__Exercise objective__
Recast every line of the records below as one numbered list, leaving out blank lines and the pictures.

▼

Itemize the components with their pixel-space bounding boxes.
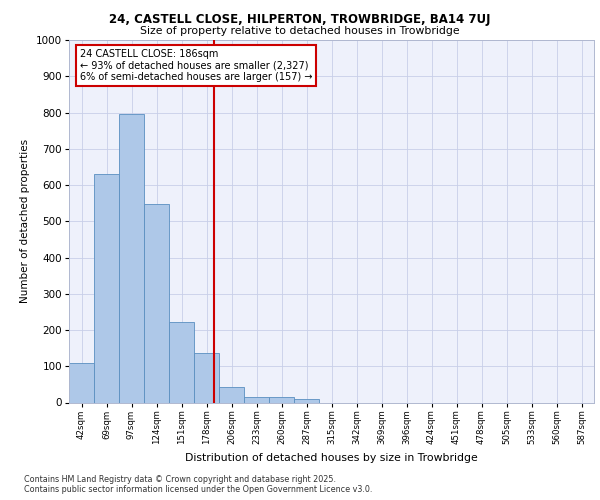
Bar (69, 362, 94, 403)
Bar (294, 399, 319, 402)
Bar (169, 322, 194, 402)
Bar (94, 174, 119, 402)
Y-axis label: Number of detached properties: Number of detached properties (20, 139, 31, 304)
Text: 24 CASTELL CLOSE: 186sqm
← 93% of detached houses are smaller (2,327)
6% of semi: 24 CASTELL CLOSE: 186sqm ← 93% of detach… (79, 49, 312, 82)
Bar (119, 114, 144, 403)
Bar (219, 388, 244, 402)
Text: Size of property relative to detached houses in Trowbridge: Size of property relative to detached ho… (140, 26, 460, 36)
Text: 24, CASTELL CLOSE, HILPERTON, TROWBRIDGE, BA14 7UJ: 24, CASTELL CLOSE, HILPERTON, TROWBRIDGE… (109, 12, 491, 26)
X-axis label: Distribution of detached houses by size in Trowbridge: Distribution of detached houses by size … (185, 452, 478, 462)
Bar (144, 204, 169, 402)
Bar (244, 397, 269, 402)
Bar (269, 397, 294, 402)
Bar (194, 353, 219, 403)
Text: Contains HM Land Registry data © Crown copyright and database right 2025.
Contai: Contains HM Land Registry data © Crown c… (24, 474, 373, 494)
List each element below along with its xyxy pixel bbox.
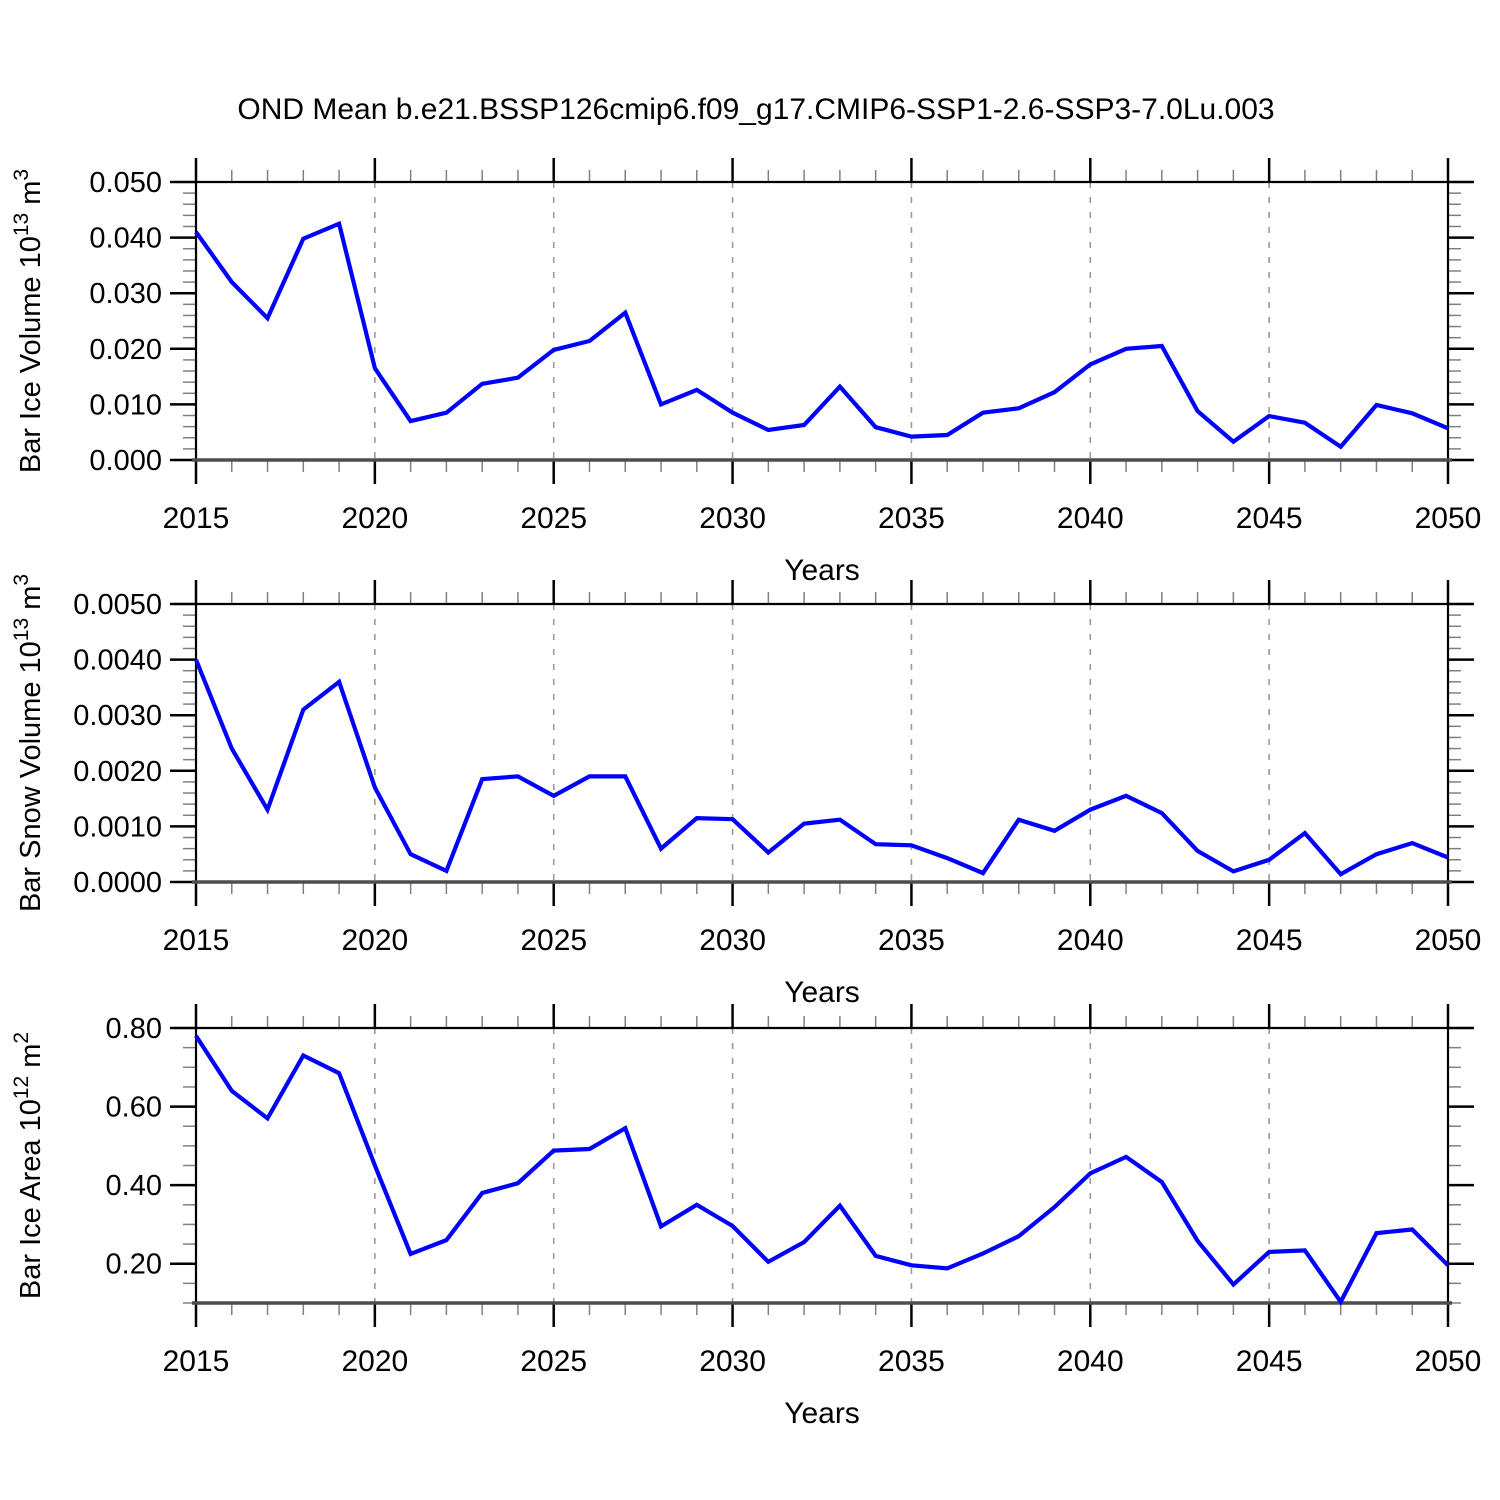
- y-tick-label: 0.0010: [73, 811, 162, 843]
- y-tick-label: 0.40: [106, 1170, 162, 1202]
- panels-group: 0.000 0.010 0.020 0.030 0.040 0.050 2015 2020 20…: [10, 158, 1481, 1430]
- y-tick-label: 0.050: [89, 167, 162, 199]
- ice-area-line: [194, 1034, 1450, 1306]
- x-axis-title: Years: [784, 976, 860, 1009]
- x-tick-label: 2050: [1415, 502, 1482, 535]
- figure-title: OND Mean b.e21.BSSP126cmip6.f09_g17.CMIP…: [237, 93, 1274, 126]
- x-tick-label: 2040: [1057, 1345, 1124, 1378]
- x-tick-label: 2045: [1236, 924, 1303, 957]
- x-tick-label: 2050: [1415, 924, 1482, 957]
- panel-snow-volume: 0.0000 0.0010 0.0020 0.0030 0.0040 0.0050 2015…: [10, 574, 1481, 1009]
- y-tick-label: 0.0000: [73, 867, 162, 899]
- x-tick-label: 2015: [163, 924, 230, 957]
- y-axis-title: Bar Ice Area 1012 m2: [10, 1032, 47, 1299]
- y-tick-label: 0.20: [106, 1249, 162, 1281]
- x-tick-label: 2025: [520, 924, 587, 957]
- x-tick-label: 2020: [341, 1345, 408, 1378]
- y-tick-label: 0.80: [106, 1013, 162, 1045]
- ice-volume-line: [194, 220, 1449, 450]
- panel-ice-volume: 0.000 0.010 0.020 0.030 0.040 0.050 2015 2020 20…: [10, 158, 1481, 587]
- x-tick-label: 2025: [520, 1345, 587, 1378]
- x-axis-title: Years: [784, 554, 860, 587]
- snow-volume-line: [194, 658, 1449, 877]
- x-tick-label: 2015: [163, 1345, 230, 1378]
- x-tick-label: 2020: [341, 502, 408, 535]
- y-tick-label: 0.010: [89, 389, 162, 421]
- x-tick-label: 2050: [1415, 1345, 1482, 1378]
- y-tick-label: 0.000: [89, 445, 162, 477]
- y-axis-title: Bar Snow Volume 1013 m3: [10, 574, 47, 912]
- x-axis-title: Years: [784, 1397, 860, 1430]
- y-tick-label: 0.020: [89, 334, 162, 366]
- y-tick-label: 0.0050: [73, 589, 162, 621]
- x-tick-label: 2035: [878, 924, 945, 957]
- x-tick-label: 2045: [1236, 1345, 1303, 1378]
- x-tick-label: 2020: [341, 924, 408, 957]
- y-axis-title: Bar Ice Volume 1013 m3: [10, 169, 47, 473]
- panel-ice-area: 0.20 0.40 0.60 0.80 2015 2020 2025 2030 2035 2040…: [10, 1004, 1481, 1430]
- y-tick-label: 0.030: [89, 278, 162, 310]
- x-tick-label: 2035: [878, 1345, 945, 1378]
- y-tick-label: 0.60: [106, 1092, 162, 1124]
- x-tick-label: 2035: [878, 502, 945, 535]
- x-tick-label: 2045: [1236, 502, 1303, 535]
- x-tick-label: 2030: [699, 924, 766, 957]
- y-tick-label: 0.0020: [73, 756, 162, 788]
- x-tick-label: 2040: [1057, 502, 1124, 535]
- x-tick-label: 2025: [520, 502, 587, 535]
- x-tick-label: 2030: [699, 1345, 766, 1378]
- x-tick-label: 2015: [163, 502, 230, 535]
- y-tick-label: 0.0030: [73, 700, 162, 732]
- y-tick-label: 0.040: [89, 223, 162, 255]
- x-tick-label: 2040: [1057, 924, 1124, 957]
- y-tick-label: 0.0040: [73, 645, 162, 677]
- x-tick-label: 2030: [699, 502, 766, 535]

▲

__Written reply__
1. Itemize the components with their pixel-space bounding boxes.
2. Bar (69, 362, 94, 403)
3. Bar (294, 399, 319, 402)
4. Bar (169, 322, 194, 402)
5. Bar (94, 174, 119, 402)
6. Y-axis label: Number of detached properties: Number of detached properties (20, 139, 31, 304)
7. Text: 24 CASTELL CLOSE: 186sqm
8. ← 93% of detached houses are smaller (2,327)
9. 6% of semi: 24 CASTELL CLOSE: 186sqm ← 93% of detach… (79, 49, 312, 82)
10. Bar (119, 114, 144, 403)
11. Bar (219, 388, 244, 402)
12. Text: Size of property relative to detached houses in Trowbridge: Size of property relative to detached ho… (140, 26, 460, 36)
13. Text: 24, CASTELL CLOSE, HILPERTON, TROWBRIDGE, BA14 7UJ: 24, CASTELL CLOSE, HILPERTON, TROWBRIDGE… (109, 12, 491, 26)
14. X-axis label: Distribution of detached houses by size in Trowbridge: Distribution of detached houses by size … (185, 452, 478, 462)
15. Bar (144, 204, 169, 402)
16. Bar (244, 397, 269, 402)
17. Bar (269, 397, 294, 402)
18. Bar (194, 353, 219, 403)
19. Text: Contains HM Land Registry data © Crown copyright and database right 2025.
20. Contai: Contains HM Land Registry data © Crown c… (24, 474, 373, 494)
21. List each element below along with its xyxy pixel bbox.
22. - y-tick-label: 0.0010: [73, 811, 162, 843]
23. - y-tick-label: 0.40: [106, 1170, 162, 1202]
24. - panels-group: 0.000 0.010 0.020 0.030 0.040 0.050 2015 2020 20…: [10, 158, 1481, 1430]
25. - y-tick-label: 0.050: [89, 167, 162, 199]
26. - ice-area-line: [194, 1034, 1450, 1306]
27. - x-axis-title: Years: [784, 976, 860, 1009]
28. - x-tick-label: 2050: [1415, 502, 1482, 535]
29. - figure-title: OND Mean b.e21.BSSP126cmip6.f09_g17.CMIP…: [237, 93, 1274, 126]
30. - x-tick-label: 2040: [1057, 1345, 1124, 1378]
31. - x-tick-label: 2045: [1236, 924, 1303, 957]
32. - x-tick-label: 2050: [1415, 924, 1482, 957]
33. - panel-snow-volume: 0.0000 0.0010 0.0020 0.0030 0.0040 0.0050 2015…: [10, 574, 1481, 1009]
34. - y-tick-label: 0.0000: [73, 867, 162, 899]
35. - x-tick-label: 2015: [163, 924, 230, 957]
36. - y-axis-title: Bar Ice Area 1012 m2: [10, 1032, 47, 1299]
37. - y-tick-label: 0.20: [106, 1249, 162, 1281]
38. - x-tick-label: 2025: [520, 924, 587, 957]
39. - x-tick-label: 2020: [341, 1345, 408, 1378]
40. - y-tick-label: 0.80: [106, 1013, 162, 1045]
41. - ice-volume-line: [194, 220, 1449, 450]
42. - panel-ice-volume: 0.000 0.010 0.020 0.030 0.040 0.050 2015 2020 20…: [10, 158, 1481, 587]
43. - x-tick-label: 2025: [520, 1345, 587, 1378]
44. - x-axis-title: Years: [784, 554, 860, 587]
45. - snow-volume-line: [194, 658, 1449, 877]
46. - x-tick-label: 2015: [163, 1345, 230, 1378]
47. - x-tick-label: 2020: [341, 502, 408, 535]
48. - y-tick-label: 0.010: [89, 389, 162, 421]
49. - x-tick-label: 2050: [1415, 1345, 1482, 1378]
50. - y-tick-label: 0.000: [89, 445, 162, 477]
51. - y-axis-title: Bar Snow Volume 1013 m3: [10, 574, 47, 912]
52. - x-axis-title: Years: [784, 1397, 860, 1430]
53. - y-tick-label: 0.020: [89, 334, 162, 366]
54. - y-tick-label: 0.0050: [73, 589, 162, 621]
55. - x-tick-label: 2035: [878, 924, 945, 957]
56. - x-tick-label: 2045: [1236, 1345, 1303, 1378]
57. - x-tick-label: 2020: [341, 924, 408, 957]
58. - y-axis-title: Bar Ice Volume 1013 m3: [10, 169, 47, 473]
59. - panel-ice-area: 0.20 0.40 0.60 0.80 2015 2020 2025 2030 2035 2040…: [10, 1004, 1481, 1430]
60. - y-tick-label: 0.030: [89, 278, 162, 310]
61. - x-tick-label: 2035: [878, 1345, 945, 1378]
62. - y-tick-label: 0.60: [106, 1092, 162, 1124]
63. - x-tick-label: 2035: [878, 502, 945, 535]
64. - x-tick-label: 2045: [1236, 502, 1303, 535]
65. - x-tick-label: 2030: [699, 924, 766, 957]
66. - y-tick-label: 0.0020: [73, 756, 162, 788]
67. - x-tick-label: 2040: [1057, 502, 1124, 535]
68. - x-tick-label: 2025: [520, 502, 587, 535]
69. - x-tick-label: 2030: [699, 1345, 766, 1378]
70. - x-tick-label: 2015: [163, 502, 230, 535]
71. - y-tick-label: 0.0030: [73, 700, 162, 732]
72. - y-tick-label: 0.040: [89, 223, 162, 255]
73. - x-tick-label: 2040: [1057, 924, 1124, 957]
74. - y-tick-label: 0.0040: [73, 645, 162, 677]
75. - x-tick-label: 2030: [699, 502, 766, 535]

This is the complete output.